**Extracted records**
========

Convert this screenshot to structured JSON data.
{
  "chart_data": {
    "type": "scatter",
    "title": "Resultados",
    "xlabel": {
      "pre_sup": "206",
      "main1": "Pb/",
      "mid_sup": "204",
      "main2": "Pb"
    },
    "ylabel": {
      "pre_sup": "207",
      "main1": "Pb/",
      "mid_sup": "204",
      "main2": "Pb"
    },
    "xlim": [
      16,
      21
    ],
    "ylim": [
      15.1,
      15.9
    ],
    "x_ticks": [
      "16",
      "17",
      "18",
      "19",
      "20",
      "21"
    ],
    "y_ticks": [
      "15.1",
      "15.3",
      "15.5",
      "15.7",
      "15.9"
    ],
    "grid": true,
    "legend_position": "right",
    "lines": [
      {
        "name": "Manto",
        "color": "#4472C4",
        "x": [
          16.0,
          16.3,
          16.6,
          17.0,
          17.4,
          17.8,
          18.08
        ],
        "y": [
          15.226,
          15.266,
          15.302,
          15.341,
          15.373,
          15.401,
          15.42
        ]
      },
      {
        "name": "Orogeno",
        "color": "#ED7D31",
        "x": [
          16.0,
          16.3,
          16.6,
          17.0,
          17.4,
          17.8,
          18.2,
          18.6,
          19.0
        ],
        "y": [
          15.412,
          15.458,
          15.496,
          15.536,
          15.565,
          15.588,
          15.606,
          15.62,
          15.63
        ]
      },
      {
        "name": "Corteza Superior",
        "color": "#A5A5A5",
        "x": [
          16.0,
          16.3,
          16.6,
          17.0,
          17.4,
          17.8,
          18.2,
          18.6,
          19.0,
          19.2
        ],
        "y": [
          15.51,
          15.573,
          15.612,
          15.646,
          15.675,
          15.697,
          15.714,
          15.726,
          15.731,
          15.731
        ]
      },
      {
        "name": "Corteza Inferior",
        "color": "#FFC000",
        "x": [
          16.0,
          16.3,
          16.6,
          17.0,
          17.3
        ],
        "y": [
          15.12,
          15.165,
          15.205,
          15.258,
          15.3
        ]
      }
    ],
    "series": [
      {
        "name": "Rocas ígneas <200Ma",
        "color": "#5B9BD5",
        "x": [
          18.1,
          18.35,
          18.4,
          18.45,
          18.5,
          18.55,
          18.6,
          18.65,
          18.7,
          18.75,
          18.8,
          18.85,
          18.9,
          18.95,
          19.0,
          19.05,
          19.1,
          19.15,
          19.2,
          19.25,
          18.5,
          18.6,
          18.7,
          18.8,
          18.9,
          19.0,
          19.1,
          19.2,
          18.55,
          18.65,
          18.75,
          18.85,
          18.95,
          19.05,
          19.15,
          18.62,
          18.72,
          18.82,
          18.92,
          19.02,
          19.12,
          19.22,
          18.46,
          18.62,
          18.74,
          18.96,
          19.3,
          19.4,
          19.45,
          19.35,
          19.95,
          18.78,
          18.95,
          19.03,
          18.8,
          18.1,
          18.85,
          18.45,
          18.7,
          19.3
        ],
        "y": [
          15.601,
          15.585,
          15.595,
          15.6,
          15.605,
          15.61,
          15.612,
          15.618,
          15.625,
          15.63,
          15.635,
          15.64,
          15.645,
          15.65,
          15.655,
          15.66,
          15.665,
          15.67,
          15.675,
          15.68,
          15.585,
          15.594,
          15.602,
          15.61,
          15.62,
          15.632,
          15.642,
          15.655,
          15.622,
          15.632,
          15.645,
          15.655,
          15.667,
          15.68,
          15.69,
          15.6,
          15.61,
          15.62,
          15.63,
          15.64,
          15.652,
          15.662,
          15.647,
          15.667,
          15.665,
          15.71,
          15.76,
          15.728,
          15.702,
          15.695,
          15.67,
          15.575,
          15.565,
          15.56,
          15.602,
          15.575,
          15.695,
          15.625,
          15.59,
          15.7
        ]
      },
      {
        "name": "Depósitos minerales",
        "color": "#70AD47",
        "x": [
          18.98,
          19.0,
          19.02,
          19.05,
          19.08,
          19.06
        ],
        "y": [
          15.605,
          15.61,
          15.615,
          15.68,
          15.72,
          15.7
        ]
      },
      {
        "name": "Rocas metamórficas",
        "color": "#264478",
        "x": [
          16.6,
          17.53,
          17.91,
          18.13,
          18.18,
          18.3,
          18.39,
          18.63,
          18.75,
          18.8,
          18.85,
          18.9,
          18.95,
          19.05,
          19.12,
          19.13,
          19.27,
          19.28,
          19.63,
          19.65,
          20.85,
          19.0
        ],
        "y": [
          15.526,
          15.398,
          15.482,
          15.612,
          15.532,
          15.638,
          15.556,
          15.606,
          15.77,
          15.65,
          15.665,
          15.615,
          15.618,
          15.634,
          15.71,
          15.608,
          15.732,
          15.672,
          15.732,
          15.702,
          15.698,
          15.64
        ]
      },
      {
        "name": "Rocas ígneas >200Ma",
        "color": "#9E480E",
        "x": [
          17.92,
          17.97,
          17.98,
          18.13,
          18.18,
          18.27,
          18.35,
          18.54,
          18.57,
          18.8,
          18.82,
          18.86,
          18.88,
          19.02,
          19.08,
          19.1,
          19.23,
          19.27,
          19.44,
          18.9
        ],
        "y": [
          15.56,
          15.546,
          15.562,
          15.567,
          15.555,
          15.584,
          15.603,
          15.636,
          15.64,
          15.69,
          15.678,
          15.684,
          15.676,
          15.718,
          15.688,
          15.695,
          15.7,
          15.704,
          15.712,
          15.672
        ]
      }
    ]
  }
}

========

**DIRECTION**
Hand back the material above in full, exactly as written.

**SOLUTION FOR THIS PROBLEM**
Convert this screenshot to structured JSON data.
{
  "chart_data": {
    "type": "scatter",
    "title": "Resultados",
    "xlabel": {
      "pre_sup": "206",
      "main1": "Pb/",
      "mid_sup": "204",
      "main2": "Pb"
    },
    "ylabel": {
      "pre_sup": "207",
      "main1": "Pb/",
      "mid_sup": "204",
      "main2": "Pb"
    },
    "xlim": [
      16,
      21
    ],
    "ylim": [
      15.1,
      15.9
    ],
    "x_ticks": [
      "16",
      "17",
      "18",
      "19",
      "20",
      "21"
    ],
    "y_ticks": [
      "15.1",
      "15.3",
      "15.5",
      "15.7",
      "15.9"
    ],
    "grid": true,
    "legend_position": "right",
    "lines": [
      {
        "name": "Manto",
        "color": "#4472C4",
        "x": [
          16.0,
          16.3,
          16.6,
          17.0,
          17.4,
          17.8,
          18.08
        ],
        "y": [
          15.226,
          15.266,
          15.302,
          15.341,
          15.373,
          15.401,
          15.42
        ]
      },
      {
        "name": "Orogeno",
        "color": "#ED7D31",
        "x": [
          16.0,
          16.3,
          16.6,
          17.0,
          17.4,
          17.8,
          18.2,
          18.6,
          19.0
        ],
        "y": [
          15.412,
          15.458,
          15.496,
          15.536,
          15.565,
          15.588,
          15.606,
          15.62,
          15.63
        ]
      },
      {
        "name": "Corteza Superior",
        "color": "#A5A5A5",
        "x": [
          16.0,
          16.3,
          16.6,
          17.0,
          17.4,
          17.8,
          18.2,
          18.6,
          19.0,
          19.2
        ],
        "y": [
          15.51,
          15.573,
          15.612,
          15.646,
          15.675,
          15.697,
          15.714,
          15.726,
          15.731,
          15.731
        ]
      },
      {
        "name": "Corteza Inferior",
        "color": "#FFC000",
        "x": [
          16.0,
          16.3,
          16.6,
          17.0,
          17.3
        ],
        "y": [
          15.12,
          15.165,
          15.205,
          15.258,
          15.3
        ]
      }
    ],
    "series": [
      {
        "name": "Rocas ígneas <200Ma",
        "color": "#5B9BD5",
        "x": [
          18.1,
          18.35,
          18.4,
          18.45,
          18.5,
          18.55,
          18.6,
          18.65,
          18.7,
          18.75,
          18.8,
          18.85,
          18.9,
          18.95,
          19.0,
          19.05,
          19.1,
          19.15,
          19.2,
          19.25,
          18.5,
          18.6,
          18.7,
          18.8,
          18.9,
          19.0,
          19.1,
          19.2,
          18.55,
          18.65,
          18.75,
          18.85,
          18.95,
          19.05,
          19.15,
          18.62,
          18.72,
          18.82,
          18.92,
          19.02,
          19.12,
          19.22,
          18.46,
          18.62,
          18.74,
          18.96,
          19.3,
          19.4,
          19.45,
          19.35,
          19.95,
          18.78,
          18.95,
          19.03,
          18.8,
          18.1,
          18.85,
          18.45,
          18.7,
          19.3
        ],
        "y": [
          15.601,
          15.585,
          15.595,
          15.6,
          15.605,
          15.61,
          15.612,
          15.618,
          15.625,
          15.63,
          15.635,
          15.64,
          15.645,
          15.65,
          15.655,
          15.66,
          15.665,
          15.67,
          15.675,
          15.68,
          15.585,
          15.594,
          15.602,
          15.61,
          15.62,
          15.632,
          15.642,
          15.655,
          15.622,
          15.632,
          15.645,
          15.655,
          15.667,
          15.68,
          15.69,
          15.6,
          15.61,
          15.62,
          15.63,
          15.64,
          15.652,
          15.662,
          15.647,
          15.667,
          15.665,
          15.71,
          15.76,
          15.728,
          15.702,
          15.695,
          15.67,
          15.575,
          15.565,
          15.56,
          15.602,
          15.575,
          15.695,
          15.625,
          15.59,
          15.7
        ]
      },
      {
        "name": "Depósitos minerales",
        "color": "#70AD47",
        "x": [
          18.98,
          19.0,
          19.02,
          19.05,
          19.08,
          19.06
        ],
        "y": [
          15.605,
          15.61,
          15.615,
          15.68,
          15.72,
          15.7
        ]
      },
      {
        "name": "Rocas metamórficas",
        "color": "#264478",
        "x": [
          16.6,
          17.53,
          17.91,
          18.13,
          18.18,
          18.3,
          18.39,
          18.63,
          18.75,
          18.8,
          18.85,
          18.9,
          18.95,
          19.05,
          19.12,
          19.13,
          19.27,
          19.28,
          19.63,
          19.65,
          20.85,
          19.0
        ],
        "y": [
          15.526,
          15.398,
          15.482,
          15.612,
          15.532,
          15.638,
          15.556,
          15.606,
          15.77,
          15.65,
          15.665,
          15.615,
          15.618,
          15.634,
          15.71,
          15.608,
          15.732,
          15.672,
          15.732,
          15.702,
          15.698,
          15.64
        ]
      },
      {
        "name": "Rocas ígneas >200Ma",
        "color": "#9E480E",
        "x": [
          17.92,
          17.97,
          17.98,
          18.13,
          18.18,
          18.27,
          18.35,
          18.54,
          18.57,
          18.8,
          18.82,
          18.86,
          18.88,
          19.02,
          19.08,
          19.1,
          19.23,
          19.27,
          19.44,
          18.9
        ],
        "y": [
          15.56,
          15.546,
          15.562,
          15.567,
          15.555,
          15.584,
          15.603,
          15.636,
          15.64,
          15.69,
          15.678,
          15.684,
          15.676,
          15.718,
          15.688,
          15.695,
          15.7,
          15.704,
          15.712,
          15.672
        ]
      }
    ]
  }
}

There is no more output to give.